■ **What you should do**: Below are some records. Say how many of their lines include the string "Porosity", giving only the number.

■ **Data provided**:
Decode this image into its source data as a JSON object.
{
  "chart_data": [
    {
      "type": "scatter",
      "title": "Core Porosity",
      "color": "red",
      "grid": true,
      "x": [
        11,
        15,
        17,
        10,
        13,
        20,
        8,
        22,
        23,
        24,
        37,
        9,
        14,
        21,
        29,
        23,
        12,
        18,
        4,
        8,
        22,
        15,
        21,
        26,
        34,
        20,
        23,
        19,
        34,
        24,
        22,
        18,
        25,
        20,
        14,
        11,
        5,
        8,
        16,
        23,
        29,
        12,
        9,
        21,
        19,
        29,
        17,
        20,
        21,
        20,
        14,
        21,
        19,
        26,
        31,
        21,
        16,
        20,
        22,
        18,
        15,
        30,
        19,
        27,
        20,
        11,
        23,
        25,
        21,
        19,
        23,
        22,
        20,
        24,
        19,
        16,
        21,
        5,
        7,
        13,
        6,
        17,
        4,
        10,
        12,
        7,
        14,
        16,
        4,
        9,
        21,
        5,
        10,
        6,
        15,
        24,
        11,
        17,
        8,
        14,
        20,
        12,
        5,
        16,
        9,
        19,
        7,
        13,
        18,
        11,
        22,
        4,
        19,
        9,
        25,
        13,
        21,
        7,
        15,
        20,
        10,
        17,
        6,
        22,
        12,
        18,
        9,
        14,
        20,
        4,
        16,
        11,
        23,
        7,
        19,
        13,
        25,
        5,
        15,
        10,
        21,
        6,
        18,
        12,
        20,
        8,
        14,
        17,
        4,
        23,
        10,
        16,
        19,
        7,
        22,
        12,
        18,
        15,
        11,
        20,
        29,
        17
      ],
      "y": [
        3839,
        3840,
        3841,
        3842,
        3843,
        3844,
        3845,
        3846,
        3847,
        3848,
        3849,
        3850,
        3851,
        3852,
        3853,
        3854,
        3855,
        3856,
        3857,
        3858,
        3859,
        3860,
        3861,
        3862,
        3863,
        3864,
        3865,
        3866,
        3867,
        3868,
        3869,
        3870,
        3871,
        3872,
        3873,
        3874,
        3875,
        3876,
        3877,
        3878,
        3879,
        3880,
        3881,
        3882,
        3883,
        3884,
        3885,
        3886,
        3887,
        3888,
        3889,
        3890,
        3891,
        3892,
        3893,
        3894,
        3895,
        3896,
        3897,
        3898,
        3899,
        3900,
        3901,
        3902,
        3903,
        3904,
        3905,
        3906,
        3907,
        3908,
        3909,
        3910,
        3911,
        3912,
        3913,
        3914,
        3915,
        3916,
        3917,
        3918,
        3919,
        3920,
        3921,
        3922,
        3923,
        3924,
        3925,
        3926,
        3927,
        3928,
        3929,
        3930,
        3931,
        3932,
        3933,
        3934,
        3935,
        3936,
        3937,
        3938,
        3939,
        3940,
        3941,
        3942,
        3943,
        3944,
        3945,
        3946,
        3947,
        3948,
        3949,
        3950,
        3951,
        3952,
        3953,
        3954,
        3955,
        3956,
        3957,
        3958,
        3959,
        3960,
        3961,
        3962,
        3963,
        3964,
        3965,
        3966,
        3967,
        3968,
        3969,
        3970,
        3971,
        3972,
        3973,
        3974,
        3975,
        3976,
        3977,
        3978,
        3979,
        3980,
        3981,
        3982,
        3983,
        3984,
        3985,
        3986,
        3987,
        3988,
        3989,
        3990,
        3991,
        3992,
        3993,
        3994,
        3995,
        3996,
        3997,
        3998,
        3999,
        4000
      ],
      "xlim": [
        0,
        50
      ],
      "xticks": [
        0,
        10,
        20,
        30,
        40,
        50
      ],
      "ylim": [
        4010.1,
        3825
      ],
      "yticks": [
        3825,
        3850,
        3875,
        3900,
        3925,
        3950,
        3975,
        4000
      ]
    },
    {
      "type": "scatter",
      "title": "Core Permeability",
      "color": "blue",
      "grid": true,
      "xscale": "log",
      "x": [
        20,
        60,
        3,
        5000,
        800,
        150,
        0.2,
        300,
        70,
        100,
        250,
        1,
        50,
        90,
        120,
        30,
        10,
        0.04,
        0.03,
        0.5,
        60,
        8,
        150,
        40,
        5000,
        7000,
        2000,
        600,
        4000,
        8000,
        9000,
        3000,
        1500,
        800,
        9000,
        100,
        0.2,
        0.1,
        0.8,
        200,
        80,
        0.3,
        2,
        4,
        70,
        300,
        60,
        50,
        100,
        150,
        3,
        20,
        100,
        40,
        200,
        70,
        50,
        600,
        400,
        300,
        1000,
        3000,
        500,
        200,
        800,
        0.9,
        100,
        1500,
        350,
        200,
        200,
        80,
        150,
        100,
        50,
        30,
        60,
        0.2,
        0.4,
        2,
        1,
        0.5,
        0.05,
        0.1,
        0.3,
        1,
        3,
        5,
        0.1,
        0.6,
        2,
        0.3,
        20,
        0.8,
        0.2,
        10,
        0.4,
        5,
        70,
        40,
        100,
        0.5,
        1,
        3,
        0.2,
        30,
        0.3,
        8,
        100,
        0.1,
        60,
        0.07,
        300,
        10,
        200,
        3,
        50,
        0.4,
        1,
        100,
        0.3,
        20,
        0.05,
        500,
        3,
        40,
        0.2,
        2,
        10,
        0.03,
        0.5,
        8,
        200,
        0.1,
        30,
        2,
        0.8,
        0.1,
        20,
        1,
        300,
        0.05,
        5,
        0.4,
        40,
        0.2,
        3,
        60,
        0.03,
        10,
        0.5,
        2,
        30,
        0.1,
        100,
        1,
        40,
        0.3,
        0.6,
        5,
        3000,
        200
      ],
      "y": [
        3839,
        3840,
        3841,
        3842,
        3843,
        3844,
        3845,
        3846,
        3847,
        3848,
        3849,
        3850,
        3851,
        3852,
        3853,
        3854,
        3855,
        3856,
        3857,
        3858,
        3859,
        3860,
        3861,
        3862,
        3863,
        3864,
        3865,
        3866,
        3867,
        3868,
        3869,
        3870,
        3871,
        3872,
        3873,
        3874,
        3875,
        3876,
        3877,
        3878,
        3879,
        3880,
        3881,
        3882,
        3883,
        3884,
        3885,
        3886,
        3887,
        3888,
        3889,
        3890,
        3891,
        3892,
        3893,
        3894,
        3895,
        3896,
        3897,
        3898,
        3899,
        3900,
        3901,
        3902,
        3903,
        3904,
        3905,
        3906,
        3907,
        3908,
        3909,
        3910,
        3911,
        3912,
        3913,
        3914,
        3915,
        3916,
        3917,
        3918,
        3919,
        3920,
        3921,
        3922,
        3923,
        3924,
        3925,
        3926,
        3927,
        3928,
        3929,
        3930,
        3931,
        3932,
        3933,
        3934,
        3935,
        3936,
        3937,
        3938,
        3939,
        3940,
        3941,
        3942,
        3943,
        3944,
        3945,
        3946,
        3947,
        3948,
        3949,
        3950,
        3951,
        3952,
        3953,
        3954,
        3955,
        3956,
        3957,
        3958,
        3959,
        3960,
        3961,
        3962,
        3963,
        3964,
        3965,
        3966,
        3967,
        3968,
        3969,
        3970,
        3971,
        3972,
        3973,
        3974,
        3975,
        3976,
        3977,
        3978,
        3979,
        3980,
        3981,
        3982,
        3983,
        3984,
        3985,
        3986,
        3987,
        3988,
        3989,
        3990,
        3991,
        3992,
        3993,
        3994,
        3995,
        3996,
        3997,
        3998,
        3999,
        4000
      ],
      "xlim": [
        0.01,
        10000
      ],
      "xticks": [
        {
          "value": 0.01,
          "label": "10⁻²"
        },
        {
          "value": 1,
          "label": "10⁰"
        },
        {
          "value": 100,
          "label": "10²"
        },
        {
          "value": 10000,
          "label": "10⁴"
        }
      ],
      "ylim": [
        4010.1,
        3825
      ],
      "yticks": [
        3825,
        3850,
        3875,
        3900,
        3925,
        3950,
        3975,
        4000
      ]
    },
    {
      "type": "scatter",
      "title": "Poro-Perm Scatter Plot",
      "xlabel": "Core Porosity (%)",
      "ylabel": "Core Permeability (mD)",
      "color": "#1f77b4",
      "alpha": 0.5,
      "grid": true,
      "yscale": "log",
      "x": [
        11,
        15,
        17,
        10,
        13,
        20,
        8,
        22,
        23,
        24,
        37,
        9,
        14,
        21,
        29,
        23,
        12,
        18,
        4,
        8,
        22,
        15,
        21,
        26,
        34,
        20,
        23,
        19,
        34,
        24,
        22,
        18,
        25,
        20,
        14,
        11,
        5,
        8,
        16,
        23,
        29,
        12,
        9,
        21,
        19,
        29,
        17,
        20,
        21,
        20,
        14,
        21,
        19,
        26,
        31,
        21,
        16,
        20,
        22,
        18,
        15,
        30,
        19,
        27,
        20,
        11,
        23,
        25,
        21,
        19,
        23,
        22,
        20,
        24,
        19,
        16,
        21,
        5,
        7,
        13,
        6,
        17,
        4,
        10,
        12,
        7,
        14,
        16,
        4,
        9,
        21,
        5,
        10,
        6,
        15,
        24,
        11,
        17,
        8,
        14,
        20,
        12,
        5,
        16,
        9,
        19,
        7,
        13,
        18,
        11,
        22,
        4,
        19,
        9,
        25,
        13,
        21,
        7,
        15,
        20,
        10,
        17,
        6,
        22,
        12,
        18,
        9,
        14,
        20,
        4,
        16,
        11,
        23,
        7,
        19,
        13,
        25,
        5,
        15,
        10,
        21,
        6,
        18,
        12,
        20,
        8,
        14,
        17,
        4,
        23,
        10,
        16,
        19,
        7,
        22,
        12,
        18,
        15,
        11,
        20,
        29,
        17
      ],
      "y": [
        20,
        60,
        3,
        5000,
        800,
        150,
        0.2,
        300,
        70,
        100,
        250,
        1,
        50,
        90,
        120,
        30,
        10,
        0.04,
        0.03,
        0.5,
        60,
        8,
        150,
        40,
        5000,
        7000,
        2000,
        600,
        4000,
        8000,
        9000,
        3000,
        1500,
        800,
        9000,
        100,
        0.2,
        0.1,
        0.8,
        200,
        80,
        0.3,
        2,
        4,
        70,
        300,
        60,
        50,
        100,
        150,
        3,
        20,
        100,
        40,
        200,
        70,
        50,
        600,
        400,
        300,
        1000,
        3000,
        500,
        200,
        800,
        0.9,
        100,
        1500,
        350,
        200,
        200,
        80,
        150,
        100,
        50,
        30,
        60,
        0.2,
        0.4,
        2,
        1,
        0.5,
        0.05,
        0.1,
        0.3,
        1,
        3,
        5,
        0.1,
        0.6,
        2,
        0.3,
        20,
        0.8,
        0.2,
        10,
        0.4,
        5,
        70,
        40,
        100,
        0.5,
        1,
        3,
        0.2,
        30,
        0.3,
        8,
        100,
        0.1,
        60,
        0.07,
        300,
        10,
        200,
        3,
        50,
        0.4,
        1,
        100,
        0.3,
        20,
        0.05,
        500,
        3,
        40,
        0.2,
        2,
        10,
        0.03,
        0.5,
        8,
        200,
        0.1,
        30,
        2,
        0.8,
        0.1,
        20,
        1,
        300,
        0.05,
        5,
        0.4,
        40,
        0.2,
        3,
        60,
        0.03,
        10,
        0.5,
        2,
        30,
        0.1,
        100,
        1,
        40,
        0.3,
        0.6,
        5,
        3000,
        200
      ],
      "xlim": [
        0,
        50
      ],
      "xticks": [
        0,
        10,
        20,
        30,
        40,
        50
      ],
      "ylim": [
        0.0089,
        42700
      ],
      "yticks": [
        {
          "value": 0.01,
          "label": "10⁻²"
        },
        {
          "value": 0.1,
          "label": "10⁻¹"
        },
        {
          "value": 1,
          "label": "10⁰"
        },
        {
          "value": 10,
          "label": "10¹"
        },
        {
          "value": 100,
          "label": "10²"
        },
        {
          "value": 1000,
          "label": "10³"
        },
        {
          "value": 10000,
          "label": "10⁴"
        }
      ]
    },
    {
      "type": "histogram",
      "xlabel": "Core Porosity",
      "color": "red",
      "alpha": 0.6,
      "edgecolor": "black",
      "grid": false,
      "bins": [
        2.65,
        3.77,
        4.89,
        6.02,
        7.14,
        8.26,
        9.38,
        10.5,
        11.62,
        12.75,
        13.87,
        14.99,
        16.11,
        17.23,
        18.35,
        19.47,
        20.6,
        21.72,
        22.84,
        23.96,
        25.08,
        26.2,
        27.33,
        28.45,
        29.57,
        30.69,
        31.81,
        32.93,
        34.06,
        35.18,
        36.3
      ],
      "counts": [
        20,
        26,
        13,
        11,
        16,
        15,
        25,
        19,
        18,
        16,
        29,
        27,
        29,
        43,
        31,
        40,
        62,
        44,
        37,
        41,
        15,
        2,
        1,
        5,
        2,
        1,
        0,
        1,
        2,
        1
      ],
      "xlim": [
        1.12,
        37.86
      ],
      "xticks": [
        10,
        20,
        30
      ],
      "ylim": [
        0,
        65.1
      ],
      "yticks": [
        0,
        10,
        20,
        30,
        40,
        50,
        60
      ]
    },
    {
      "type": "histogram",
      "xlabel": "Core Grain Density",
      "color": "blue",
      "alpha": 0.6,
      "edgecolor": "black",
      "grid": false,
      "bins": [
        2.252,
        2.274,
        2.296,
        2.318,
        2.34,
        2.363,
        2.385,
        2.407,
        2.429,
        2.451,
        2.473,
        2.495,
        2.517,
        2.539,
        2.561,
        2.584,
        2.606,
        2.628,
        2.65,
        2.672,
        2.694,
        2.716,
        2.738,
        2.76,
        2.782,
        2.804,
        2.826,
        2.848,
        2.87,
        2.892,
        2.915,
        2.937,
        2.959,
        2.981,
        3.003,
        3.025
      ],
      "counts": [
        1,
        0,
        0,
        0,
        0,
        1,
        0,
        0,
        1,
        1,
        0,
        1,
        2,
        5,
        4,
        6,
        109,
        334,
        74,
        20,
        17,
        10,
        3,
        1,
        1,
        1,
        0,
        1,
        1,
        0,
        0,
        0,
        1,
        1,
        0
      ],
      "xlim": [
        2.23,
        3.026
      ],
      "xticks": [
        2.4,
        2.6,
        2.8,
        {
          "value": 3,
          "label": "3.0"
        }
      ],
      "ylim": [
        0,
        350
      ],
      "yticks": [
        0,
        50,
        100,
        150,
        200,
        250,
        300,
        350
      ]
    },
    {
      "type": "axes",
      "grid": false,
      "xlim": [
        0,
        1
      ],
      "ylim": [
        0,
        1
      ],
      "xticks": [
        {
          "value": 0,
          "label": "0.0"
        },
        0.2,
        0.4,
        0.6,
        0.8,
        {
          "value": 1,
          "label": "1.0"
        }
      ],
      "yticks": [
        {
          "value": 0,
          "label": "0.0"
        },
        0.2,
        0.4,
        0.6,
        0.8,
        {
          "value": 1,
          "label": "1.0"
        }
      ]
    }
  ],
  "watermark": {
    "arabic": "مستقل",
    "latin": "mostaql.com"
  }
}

■ **Answer to this problem**: 3